** Begin **
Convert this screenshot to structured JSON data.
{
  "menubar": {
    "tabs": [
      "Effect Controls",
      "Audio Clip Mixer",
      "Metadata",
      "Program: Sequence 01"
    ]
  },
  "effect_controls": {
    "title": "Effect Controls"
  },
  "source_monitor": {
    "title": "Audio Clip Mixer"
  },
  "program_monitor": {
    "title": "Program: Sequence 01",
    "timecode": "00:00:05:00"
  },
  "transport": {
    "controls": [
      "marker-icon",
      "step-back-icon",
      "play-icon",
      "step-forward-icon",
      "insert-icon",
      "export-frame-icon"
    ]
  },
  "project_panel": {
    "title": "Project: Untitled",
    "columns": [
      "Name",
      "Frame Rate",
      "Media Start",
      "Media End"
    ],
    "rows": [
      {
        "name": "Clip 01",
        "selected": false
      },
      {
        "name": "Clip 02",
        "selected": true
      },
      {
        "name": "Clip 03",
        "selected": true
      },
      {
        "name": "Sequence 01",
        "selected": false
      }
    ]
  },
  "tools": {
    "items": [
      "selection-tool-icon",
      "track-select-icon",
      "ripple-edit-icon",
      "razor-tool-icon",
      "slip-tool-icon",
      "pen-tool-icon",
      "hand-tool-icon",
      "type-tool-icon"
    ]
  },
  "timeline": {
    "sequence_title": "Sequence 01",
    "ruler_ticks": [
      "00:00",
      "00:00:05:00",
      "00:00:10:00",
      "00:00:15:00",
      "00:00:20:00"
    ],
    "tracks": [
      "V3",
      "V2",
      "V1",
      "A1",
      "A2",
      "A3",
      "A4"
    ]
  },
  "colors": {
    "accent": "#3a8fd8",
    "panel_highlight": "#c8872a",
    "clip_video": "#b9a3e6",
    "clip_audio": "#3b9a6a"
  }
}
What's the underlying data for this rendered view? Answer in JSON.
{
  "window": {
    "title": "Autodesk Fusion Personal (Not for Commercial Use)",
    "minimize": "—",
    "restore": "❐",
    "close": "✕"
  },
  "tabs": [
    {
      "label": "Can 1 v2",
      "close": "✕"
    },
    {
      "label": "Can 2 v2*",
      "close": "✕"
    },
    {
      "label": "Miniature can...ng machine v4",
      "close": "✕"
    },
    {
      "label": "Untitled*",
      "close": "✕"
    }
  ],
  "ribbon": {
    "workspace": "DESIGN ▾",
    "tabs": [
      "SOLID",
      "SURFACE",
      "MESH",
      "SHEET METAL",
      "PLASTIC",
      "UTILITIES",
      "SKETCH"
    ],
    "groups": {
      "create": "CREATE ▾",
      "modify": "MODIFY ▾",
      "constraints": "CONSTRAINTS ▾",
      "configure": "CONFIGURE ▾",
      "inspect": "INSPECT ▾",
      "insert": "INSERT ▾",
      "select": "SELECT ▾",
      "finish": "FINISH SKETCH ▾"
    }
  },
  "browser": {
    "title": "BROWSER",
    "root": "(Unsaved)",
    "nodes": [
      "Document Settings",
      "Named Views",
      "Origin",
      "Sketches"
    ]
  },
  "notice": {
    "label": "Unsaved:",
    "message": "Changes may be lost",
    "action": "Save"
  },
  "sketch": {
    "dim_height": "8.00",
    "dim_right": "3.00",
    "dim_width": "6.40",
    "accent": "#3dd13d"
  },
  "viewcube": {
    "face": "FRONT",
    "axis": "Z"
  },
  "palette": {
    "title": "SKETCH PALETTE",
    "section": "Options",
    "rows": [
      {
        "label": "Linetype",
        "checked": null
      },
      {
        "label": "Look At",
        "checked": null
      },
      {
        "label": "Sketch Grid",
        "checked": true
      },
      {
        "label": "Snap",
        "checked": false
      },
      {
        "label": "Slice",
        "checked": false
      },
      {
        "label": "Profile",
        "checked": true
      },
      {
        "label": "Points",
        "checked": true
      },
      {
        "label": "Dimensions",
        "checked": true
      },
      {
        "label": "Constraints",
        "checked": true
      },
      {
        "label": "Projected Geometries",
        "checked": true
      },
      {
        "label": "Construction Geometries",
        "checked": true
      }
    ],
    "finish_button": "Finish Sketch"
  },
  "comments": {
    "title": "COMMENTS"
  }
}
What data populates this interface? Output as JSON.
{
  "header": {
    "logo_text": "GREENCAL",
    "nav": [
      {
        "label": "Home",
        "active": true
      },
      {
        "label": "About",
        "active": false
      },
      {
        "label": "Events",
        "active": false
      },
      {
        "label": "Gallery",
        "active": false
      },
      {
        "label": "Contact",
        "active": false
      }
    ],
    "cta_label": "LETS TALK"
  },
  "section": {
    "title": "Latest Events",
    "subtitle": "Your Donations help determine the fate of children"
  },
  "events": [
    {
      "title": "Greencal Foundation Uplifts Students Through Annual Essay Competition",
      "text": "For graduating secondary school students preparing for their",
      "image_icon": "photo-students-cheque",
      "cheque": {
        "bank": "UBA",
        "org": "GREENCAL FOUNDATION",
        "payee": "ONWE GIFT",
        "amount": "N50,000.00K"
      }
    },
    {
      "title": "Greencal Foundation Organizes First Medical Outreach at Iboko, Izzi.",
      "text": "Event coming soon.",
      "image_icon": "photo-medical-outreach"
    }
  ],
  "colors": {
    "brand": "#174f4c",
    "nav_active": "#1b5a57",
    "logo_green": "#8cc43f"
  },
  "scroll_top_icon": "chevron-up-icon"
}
** End **
■ OBJECTIVE
Write out the entries above word for word.

■ TASK SOLUTION
Convert this screenshot to structured JSON data.
{
  "menubar": {
    "tabs": [
      "Effect Controls",
      "Audio Clip Mixer",
      "Metadata",
      "Program: Sequence 01"
    ]
  },
  "effect_controls": {
    "title": "Effect Controls"
  },
  "source_monitor": {
    "title": "Audio Clip Mixer"
  },
  "program_monitor": {
    "title": "Program: Sequence 01",
    "timecode": "00:00:05:00"
  },
  "transport": {
    "controls": [
      "marker-icon",
      "step-back-icon",
      "play-icon",
      "step-forward-icon",
      "insert-icon",
      "export-frame-icon"
    ]
  },
  "project_panel": {
    "title": "Project: Untitled",
    "columns": [
      "Name",
      "Frame Rate",
      "Media Start",
      "Media End"
    ],
    "rows": [
      {
        "name": "Clip 01",
        "selected": false
      },
      {
        "name": "Clip 02",
        "selected": true
      },
      {
        "name": "Clip 03",
        "selected": true
      },
      {
        "name": "Sequence 01",
        "selected": false
      }
    ]
  },
  "tools": {
    "items": [
      "selection-tool-icon",
      "track-select-icon",
      "ripple-edit-icon",
      "razor-tool-icon",
      "slip-tool-icon",
      "pen-tool-icon",
      "hand-tool-icon",
      "type-tool-icon"
    ]
  },
  "timeline": {
    "sequence_title": "Sequence 01",
    "ruler_ticks": [
      "00:00",
      "00:00:05:00",
      "00:00:10:00",
      "00:00:15:00",
      "00:00:20:00"
    ],
    "tracks": [
      "V3",
      "V2",
      "V1",
      "A1",
      "A2",
      "A3",
      "A4"
    ]
  },
  "colors": {
    "accent": "#3a8fd8",
    "panel_highlight": "#c8872a",
    "clip_video": "#b9a3e6",
    "clip_audio": "#3b9a6a"
  }
}
What's the underlying data for this rendered view? Answer in JSON.
{
  "window": {
    "title": "Autodesk Fusion Personal (Not for Commercial Use)",
    "minimize": "—",
    "restore": "❐",
    "close": "✕"
  },
  "tabs": [
    {
      "label": "Can 1 v2",
      "close": "✕"
    },
    {
      "label": "Can 2 v2*",
      "close": "✕"
    },
    {
      "label": "Miniature can...ng machine v4",
      "close": "✕"
    },
    {
      "label": "Untitled*",
      "close": "✕"
    }
  ],
  "ribbon": {
    "workspace": "DESIGN ▾",
    "tabs": [
      "SOLID",
      "SURFACE",
      "MESH",
      "SHEET METAL",
      "PLASTIC",
      "UTILITIES",
      "SKETCH"
    ],
    "groups": {
      "create": "CREATE ▾",
      "modify": "MODIFY ▾",
      "constraints": "CONSTRAINTS ▾",
      "configure": "CONFIGURE ▾",
      "inspect": "INSPECT ▾",
      "insert": "INSERT ▾",
      "select": "SELECT ▾",
      "finish": "FINISH SKETCH ▾"
    }
  },
  "browser": {
    "title": "BROWSER",
    "root": "(Unsaved)",
    "nodes": [
      "Document Settings",
      "Named Views",
      "Origin",
      "Sketches"
    ]
  },
  "notice": {
    "label": "Unsaved:",
    "message": "Changes may be lost",
    "action": "Save"
  },
  "sketch": {
    "dim_height": "8.00",
    "dim_right": "3.00",
    "dim_width": "6.40",
    "accent": "#3dd13d"
  },
  "viewcube": {
    "face": "FRONT",
    "axis": "Z"
  },
  "palette": {
    "title": "SKETCH PALETTE",
    "section": "Options",
    "rows": [
      {
        "label": "Linetype",
        "checked": null
      },
      {
        "label": "Look At",
        "checked": null
      },
      {
        "label": "Sketch Grid",
        "checked": true
      },
      {
        "label": "Snap",
        "checked": false
      },
      {
        "label": "Slice",
        "checked": false
      },
      {
        "label": "Profile",
        "checked": true
      },
      {
        "label": "Points",
        "checked": true
      },
      {
        "label": "Dimensions",
        "checked": true
      },
      {
        "label": "Constraints",
        "checked": true
      },
      {
        "label": "Projected Geometries",
        "checked": true
      },
      {
        "label": "Construction Geometries",
        "checked": true
      }
    ],
    "finish_button": "Finish Sketch"
  },
  "comments": {
    "title": "COMMENTS"
  }
}
What data populates this interface? Output as JSON.
{
  "header": {
    "logo_text": "GREENCAL",
    "nav": [
      {
        "label": "Home",
        "active": true
      },
      {
        "label": "About",
        "active": false
      },
      {
        "label": "Events",
        "active": false
      },
      {
        "label": "Gallery",
        "active": false
      },
      {
        "label": "Contact",
        "active": false
      }
    ],
    "cta_label": "LETS TALK"
  },
  "section": {
    "title": "Latest Events",
    "subtitle": "Your Donations help determine the fate of children"
  },
  "events": [
    {
      "title": "Greencal Foundation Uplifts Students Through Annual Essay Competition",
      "text": "For graduating secondary school students preparing for their",
      "image_icon": "photo-students-cheque",
      "cheque": {
        "bank": "UBA",
        "org": "GREENCAL FOUNDATION",
        "payee": "ONWE GIFT",
        "amount": "N50,000.00K"
      }
    },
    {
      "title": "Greencal Foundation Organizes First Medical Outreach at Iboko, Izzi.",
      "text": "Event coming soon.",
      "image_icon": "photo-medical-outreach"
    }
  ],
  "colors": {
    "brand": "#174f4c",
    "nav_active": "#1b5a57",
    "logo_green": "#8cc43f"
  },
  "scroll_top_icon": "chevron-up-icon"
}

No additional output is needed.